## CONSEGNA A
Ricopia alla lettera tutto ciò che va dall'inizio dei record riportati più sotto fino alla riga che contiene "price-abroad-leader: . .", estremi compresi.

## ESTRATTO FORNITO
--
Gli studi raccolti nel volume spronano quindi, accanto all’interpretazione dell’incerto dato dalla mutevolezza delle relazioni, anche ad una reazione alle ancora scientificamente radicate certezze identitarie. Ed è, a mio avviso, l’ancora inadeguata concettualizzazione nella maggior parte delle ricerche etnografiche che tentano di analizzare i fenomeni migratori, a dare rilievo al tentativo di ripensare e di plasmare assieme diverse esperienze etnografiche che hanno come contesto di analisi il Mediterraneo nelle sue differenti sfaccettature. Il Mediterraneo. Un mare di Storie pone il lettore di fronte a significativi concetti. Da un lato, l’incontro etnografico come tematizzazione del nostro e dell’alieno che, come sostiene Ernesto De Martino, comporta una interna paradossia dalla cui analisi dipende la formulazione di una metodologia etnologica adeguata (De Martino, 2002: 406). Dall’altro, sempre riprendendo De Martino, la consapevolezza secondo cui il paradosso può essere sciolto nel momento in cui si prenda coscienza della limitazione etnocentrica delle categorie di osservazione impiegate dall’etnografo occidentale: quando si ripercorre esplicitamente la storia occidentale racchiusa nelle categorie di osservazione; quando si sappia qual è il loro senso che deve essere epochizzato in quanto non pertinente alle culture aliene; quando, attraverso tale epoché, si lasci apparire il senso alieno in questione; ed infine quando, attraverso l’apparire di tale senso alieno si procede ad una riforma delle categorie occidentali di osservazione e ad un incremento del sapere antropologico (De Martino, 2002: 403).
Attualmente i temi relativi alle migrazioni sono frequentissimi nelle ricerche antropologiche, in connessione con una vasta costellazione di altri temi quali l’etnicità, l’etnocentrismo, il razzismo, la multiculturalità, le diaspore, la globalizzazione e i localismi. In generale però tali ricerche problematizzano in maniera ancora assai semplicistica i migranti, i quali vengono spesso inclusi in vaste categorie-contenitore insieme a molti altri “spostati”, nel senso proprio di “persone che si spostano”, come turisti, rifugiati politici, profughi che fuggono da guerre, da carestie, da catastrofi naturali, da pulizie etniche, intellettuali cosmopoliti, coloni, vecchi e nuovi nomadi. In particolare, questa tendenza ha preso corpo all’interno dei cultural studies e soprattutto dei postcolonial studies; ma la si trova condivisa anche da autori, come Fredric Jameson, le cui posizioni teoriche si discostano da quelle tipiche della critica postcoloniale.
--
## CONSEGNA B
Secondo l'estratto fornito, in quali ambiti di studio ha preso corpo in particolare la tendenza a includere i migranti in vaste categorie-contenitore?

## I RECORD
--
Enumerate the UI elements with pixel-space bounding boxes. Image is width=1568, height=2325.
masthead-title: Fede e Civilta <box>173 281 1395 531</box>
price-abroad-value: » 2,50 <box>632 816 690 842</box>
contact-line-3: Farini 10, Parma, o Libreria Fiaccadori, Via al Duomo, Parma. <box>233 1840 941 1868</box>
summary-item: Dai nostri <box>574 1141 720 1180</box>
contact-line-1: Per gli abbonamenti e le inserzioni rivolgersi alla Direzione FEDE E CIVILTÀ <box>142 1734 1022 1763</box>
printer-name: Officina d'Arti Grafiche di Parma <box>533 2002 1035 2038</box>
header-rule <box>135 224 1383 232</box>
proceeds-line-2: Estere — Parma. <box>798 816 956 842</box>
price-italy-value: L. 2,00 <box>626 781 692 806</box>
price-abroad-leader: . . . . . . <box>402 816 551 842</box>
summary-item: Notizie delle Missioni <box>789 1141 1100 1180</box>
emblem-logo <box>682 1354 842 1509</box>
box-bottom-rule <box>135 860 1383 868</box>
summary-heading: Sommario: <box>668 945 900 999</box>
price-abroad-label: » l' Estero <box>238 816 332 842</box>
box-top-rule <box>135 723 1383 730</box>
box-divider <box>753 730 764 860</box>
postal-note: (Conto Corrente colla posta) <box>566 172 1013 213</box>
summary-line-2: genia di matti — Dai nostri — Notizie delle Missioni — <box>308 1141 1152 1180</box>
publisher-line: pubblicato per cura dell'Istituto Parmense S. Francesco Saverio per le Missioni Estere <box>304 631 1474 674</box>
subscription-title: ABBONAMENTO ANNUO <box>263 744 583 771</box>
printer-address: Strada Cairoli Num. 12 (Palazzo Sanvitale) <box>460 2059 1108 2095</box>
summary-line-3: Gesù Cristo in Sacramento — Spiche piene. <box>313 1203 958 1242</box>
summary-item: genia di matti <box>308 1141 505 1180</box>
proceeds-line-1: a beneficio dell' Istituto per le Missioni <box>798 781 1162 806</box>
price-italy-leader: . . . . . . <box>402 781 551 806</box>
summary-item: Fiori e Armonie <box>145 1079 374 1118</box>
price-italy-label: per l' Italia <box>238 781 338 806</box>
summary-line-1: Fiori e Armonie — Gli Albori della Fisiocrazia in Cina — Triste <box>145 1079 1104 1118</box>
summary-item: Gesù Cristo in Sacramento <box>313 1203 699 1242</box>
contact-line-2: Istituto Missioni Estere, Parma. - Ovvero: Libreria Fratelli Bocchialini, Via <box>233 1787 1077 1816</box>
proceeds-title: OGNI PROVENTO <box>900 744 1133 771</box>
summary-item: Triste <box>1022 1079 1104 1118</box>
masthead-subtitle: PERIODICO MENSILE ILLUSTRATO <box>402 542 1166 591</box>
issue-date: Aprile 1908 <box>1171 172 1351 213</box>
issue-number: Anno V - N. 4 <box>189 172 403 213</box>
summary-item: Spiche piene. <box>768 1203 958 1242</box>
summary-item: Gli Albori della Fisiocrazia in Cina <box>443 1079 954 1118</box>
--
## RISPOSTA A
Enumerate the UI elements with pixel-space bounding boxes. Image is width=1568, height=2325.
masthead-title: Fede e Civilta <box>173 281 1395 531</box>
price-abroad-value: » 2,50 <box>632 816 690 842</box>
contact-line-3: Farini 10, Parma, o Libreria Fiaccadori, Via al Duomo, Parma. <box>233 1840 941 1868</box>
summary-item: Dai nostri <box>574 1141 720 1180</box>
contact-line-1: Per gli abbonamenti e le inserzioni rivolgersi alla Direzione FEDE E CIVILTÀ <box>142 1734 1022 1763</box>
printer-name: Officina d'Arti Grafiche di Parma <box>533 2002 1035 2038</box>
header-rule <box>135 224 1383 232</box>
proceeds-line-2: Estere — Parma. <box>798 816 956 842</box>
price-italy-value: L. 2,00 <box>626 781 692 806</box>
price-abroad-leader: . . . . . . <box>402 816 551 842</box>

## RISPOSTA B
All'interno dei cultural studies e soprattutto dei postcolonial studies.